Quoted text =

★ ★ ★ ★ ★

Assuming both are SOTA, a smaller model can't produce the same results as a larger model by giving it infinite time. Larger models inherently have more room for training more information into the model.

No amount of test-retry cycle can overcome all of those limits. The smaller models will just go in circles.

I even get the larger hosted models stuck chasing their own tail and going in circles all the time.

3 comments

yorwba 232 days ago

It's true that to train more information into the model you need more trainable parameters, but when people ask for small models, they usually mean models that run at acceptable speeds on their hardware. Techniques like mixture-of-experts allow increasing the number of trainable parameters without requiring more FLOPs, so they're large in one sense but small in another.

And you don't necessarily need to train all information into the model, you can also use tool calls to inject it into the context. A small model that can make lots of tool calls and process the resulting large context could obtain the same answer that a larger model would pull directly out of its weights.

★ ★ ★ ★ ★

Material provided =
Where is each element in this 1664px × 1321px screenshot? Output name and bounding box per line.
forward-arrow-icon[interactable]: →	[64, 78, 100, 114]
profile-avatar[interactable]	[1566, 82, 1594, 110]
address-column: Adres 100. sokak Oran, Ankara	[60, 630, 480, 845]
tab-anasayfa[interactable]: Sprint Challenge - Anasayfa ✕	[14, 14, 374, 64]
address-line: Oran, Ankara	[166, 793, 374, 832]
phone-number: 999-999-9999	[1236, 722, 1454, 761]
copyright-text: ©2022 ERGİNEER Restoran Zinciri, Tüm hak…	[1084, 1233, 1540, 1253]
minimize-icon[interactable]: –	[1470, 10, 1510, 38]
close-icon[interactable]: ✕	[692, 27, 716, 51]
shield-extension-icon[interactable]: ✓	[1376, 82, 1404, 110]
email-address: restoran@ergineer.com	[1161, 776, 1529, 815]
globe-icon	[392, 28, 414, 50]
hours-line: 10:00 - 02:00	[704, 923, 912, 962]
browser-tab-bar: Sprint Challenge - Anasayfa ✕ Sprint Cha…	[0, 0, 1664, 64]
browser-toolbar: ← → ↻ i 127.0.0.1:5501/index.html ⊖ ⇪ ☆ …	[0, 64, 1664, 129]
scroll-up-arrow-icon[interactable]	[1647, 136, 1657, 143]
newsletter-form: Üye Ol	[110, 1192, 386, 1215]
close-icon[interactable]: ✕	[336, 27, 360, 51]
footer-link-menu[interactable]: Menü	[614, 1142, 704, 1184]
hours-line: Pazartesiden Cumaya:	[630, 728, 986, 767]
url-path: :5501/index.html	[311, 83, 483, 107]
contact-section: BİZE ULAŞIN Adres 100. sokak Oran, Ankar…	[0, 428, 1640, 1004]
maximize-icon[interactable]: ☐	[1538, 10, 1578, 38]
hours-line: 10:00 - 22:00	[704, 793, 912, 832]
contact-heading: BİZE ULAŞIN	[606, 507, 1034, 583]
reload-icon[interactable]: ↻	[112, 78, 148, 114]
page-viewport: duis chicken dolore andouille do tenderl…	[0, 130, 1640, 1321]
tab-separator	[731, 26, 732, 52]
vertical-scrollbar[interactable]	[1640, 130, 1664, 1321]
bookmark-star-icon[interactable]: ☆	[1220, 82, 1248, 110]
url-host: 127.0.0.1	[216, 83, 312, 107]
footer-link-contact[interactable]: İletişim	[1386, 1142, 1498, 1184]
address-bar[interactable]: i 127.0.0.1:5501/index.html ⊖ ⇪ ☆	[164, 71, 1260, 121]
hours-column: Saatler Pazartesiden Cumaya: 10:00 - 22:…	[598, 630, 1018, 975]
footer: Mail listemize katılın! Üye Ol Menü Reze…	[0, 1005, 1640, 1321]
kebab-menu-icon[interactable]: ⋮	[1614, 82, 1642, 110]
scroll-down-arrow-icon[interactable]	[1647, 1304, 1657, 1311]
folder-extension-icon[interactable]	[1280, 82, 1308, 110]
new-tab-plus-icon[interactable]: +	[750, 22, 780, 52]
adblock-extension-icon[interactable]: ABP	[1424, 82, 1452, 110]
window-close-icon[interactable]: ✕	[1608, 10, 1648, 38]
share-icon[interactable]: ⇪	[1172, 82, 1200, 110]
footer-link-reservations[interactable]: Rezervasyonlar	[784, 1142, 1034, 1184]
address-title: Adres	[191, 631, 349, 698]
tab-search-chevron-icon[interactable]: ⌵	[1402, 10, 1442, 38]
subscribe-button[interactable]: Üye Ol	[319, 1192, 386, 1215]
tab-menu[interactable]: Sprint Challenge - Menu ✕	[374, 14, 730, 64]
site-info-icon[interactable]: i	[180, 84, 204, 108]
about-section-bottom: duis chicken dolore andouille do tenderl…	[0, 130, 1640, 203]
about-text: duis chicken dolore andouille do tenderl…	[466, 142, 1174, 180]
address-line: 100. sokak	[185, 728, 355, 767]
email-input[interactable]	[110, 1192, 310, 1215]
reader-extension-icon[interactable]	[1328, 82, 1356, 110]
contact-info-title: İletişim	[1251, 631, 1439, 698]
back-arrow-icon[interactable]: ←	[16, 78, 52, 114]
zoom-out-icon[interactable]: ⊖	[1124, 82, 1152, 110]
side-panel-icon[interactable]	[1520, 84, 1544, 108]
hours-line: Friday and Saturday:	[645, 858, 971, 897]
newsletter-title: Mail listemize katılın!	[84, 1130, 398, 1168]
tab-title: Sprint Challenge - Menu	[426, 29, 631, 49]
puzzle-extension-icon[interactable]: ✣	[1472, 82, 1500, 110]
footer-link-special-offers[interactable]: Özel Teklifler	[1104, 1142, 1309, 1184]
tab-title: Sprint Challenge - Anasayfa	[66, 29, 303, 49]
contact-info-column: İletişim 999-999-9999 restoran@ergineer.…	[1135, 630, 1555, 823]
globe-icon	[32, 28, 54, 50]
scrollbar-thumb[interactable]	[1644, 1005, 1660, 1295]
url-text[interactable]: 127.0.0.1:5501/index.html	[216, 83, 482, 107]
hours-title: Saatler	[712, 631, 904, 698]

★ ★ ★ ★ ★

Given problem 1 =
Write out the portion of the forum thread that starts at the words "I even get the" and ends after the words "of its weights.".
Given problem 2 =
Summarize the forum thread in two sentences.
The data has no connection to the forum thread.

Correct output 1 =
I even get the larger hosted models stuck chasing their own tail and going in circles all the time.

3 comments

yorwba 232 days ago

It's true that to train more information into the model you need more trainable parameters, but when people ask for small models, they usually mean models that run at acceptable speeds on their hardware. Techniques like mixture-of-experts allow increasing the number of trainable parameters without requiring more FLOPs, so they're large in one sense but small in another.

And you don't necessarily need to train all information into the model, you can also use tool calls to inject it into the context. A small model that can make lots of tool calls and process the resulting large context could obtain the same answer that a larger model would pull directly out of its weights.

Correct output 2 =
The first commenter argues that a smaller model cannot equal a larger one even with unlimited time or retry cycles, since larger models have more room for information, and adds that even larger hosted models often go in circles. A reply counters that mixture-of-experts allows more trainable parameters without more FLOPs, and that a small model making many tool calls could obtain the same answer a larger model draws from its weights.